#### WHAT TO DO:
Quote the whole listing word for word, please.

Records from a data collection
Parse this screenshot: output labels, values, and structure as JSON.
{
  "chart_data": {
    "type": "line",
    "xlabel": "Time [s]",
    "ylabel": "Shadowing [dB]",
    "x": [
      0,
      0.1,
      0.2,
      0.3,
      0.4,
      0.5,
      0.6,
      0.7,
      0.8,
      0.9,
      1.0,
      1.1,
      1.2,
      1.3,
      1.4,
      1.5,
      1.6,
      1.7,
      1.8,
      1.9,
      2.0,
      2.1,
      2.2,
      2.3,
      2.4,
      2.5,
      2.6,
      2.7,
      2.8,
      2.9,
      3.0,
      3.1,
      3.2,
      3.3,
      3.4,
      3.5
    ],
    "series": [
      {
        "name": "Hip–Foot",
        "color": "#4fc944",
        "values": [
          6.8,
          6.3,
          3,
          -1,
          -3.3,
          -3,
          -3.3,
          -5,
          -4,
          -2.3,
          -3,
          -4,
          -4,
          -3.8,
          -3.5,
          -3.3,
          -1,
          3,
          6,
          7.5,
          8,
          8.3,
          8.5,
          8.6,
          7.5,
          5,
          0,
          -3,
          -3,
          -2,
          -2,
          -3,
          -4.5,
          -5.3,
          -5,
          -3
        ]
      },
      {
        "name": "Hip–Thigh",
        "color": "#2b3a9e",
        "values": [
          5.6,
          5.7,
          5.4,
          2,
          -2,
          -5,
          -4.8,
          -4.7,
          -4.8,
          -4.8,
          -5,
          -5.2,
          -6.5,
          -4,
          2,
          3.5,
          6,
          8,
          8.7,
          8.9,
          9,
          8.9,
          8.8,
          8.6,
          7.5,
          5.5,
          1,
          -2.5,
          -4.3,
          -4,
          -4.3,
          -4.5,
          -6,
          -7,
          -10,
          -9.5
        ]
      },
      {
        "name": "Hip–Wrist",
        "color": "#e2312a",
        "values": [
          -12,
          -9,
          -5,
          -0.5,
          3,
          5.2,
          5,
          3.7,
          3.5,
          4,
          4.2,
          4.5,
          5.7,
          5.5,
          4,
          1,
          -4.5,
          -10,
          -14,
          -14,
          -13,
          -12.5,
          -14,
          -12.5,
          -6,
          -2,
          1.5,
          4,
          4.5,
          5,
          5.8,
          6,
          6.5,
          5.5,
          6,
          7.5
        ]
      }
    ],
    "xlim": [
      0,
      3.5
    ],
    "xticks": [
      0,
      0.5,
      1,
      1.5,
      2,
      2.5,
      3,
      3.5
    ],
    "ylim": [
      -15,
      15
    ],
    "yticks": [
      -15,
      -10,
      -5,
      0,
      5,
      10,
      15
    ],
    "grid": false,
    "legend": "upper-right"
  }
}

#### REPLY:
Parse this screenshot: output labels, values, and structure as JSON.
{
  "chart_data": {
    "type": "line",
    "xlabel": "Time [s]",
    "ylabel": "Shadowing [dB]",
    "x": [
      0,
      0.1,
      0.2,
      0.3,
      0.4,
      0.5,
      0.6,
      0.7,
      0.8,
      0.9,
      1.0,
      1.1,
      1.2,
      1.3,
      1.4,
      1.5,
      1.6,
      1.7,
      1.8,
      1.9,
      2.0,
      2.1,
      2.2,
      2.3,
      2.4,
      2.5,
      2.6,
      2.7,
      2.8,
      2.9,
      3.0,
      3.1,
      3.2,
      3.3,
      3.4,
      3.5
    ],
    "series": [
      {
        "name": "Hip–Foot",
        "color": "#4fc944",
        "values": [
          6.8,
          6.3,
          3,
          -1,
          -3.3,
          -3,
          -3.3,
          -5,
          -4,
          -2.3,
          -3,
          -4,
          -4,
          -3.8,
          -3.5,
          -3.3,
          -1,
          3,
          6,
          7.5,
          8,
          8.3,
          8.5,
          8.6,
          7.5,
          5,
          0,
          -3,
          -3,
          -2,
          -2,
          -3,
          -4.5,
          -5.3,
          -5,
          -3
        ]
      },
      {
        "name": "Hip–Thigh",
        "color": "#2b3a9e",
        "values": [
          5.6,
          5.7,
          5.4,
          2,
          -2,
          -5,
          -4.8,
          -4.7,
          -4.8,
          -4.8,
          -5,
          -5.2,
          -6.5,
          -4,
          2,
          3.5,
          6,
          8,
          8.7,
          8.9,
          9,
          8.9,
          8.8,
          8.6,
          7.5,
          5.5,
          1,
          -2.5,
          -4.3,
          -4,
          -4.3,
          -4.5,
          -6,
          -7,
          -10,
          -9.5
        ]
      },
      {
        "name": "Hip–Wrist",
        "color": "#e2312a",
        "values": [
          -12,
          -9,
          -5,
          -0.5,
          3,
          5.2,
          5,
          3.7,
          3.5,
          4,
          4.2,
          4.5,
          5.7,
          5.5,
          4,
          1,
          -4.5,
          -10,
          -14,
          -14,
          -13,
          -12.5,
          -14,
          -12.5,
          -6,
          -2,
          1.5,
          4,
          4.5,
          5,
          5.8,
          6,
          6.5,
          5.5,
          6,
          7.5
        ]
      }
    ],
    "xlim": [
      0,
      3.5
    ],
    "xticks": [
      0,
      0.5,
      1,
      1.5,
      2,
      2.5,
      3,
      3.5
    ],
    "ylim": [
      -15,
      15
    ],
    "yticks": [
      -15,
      -10,
      -5,
      0,
      5,
      10,
      15
    ],
    "grid": false,
    "legend": "upper-right"
  }
}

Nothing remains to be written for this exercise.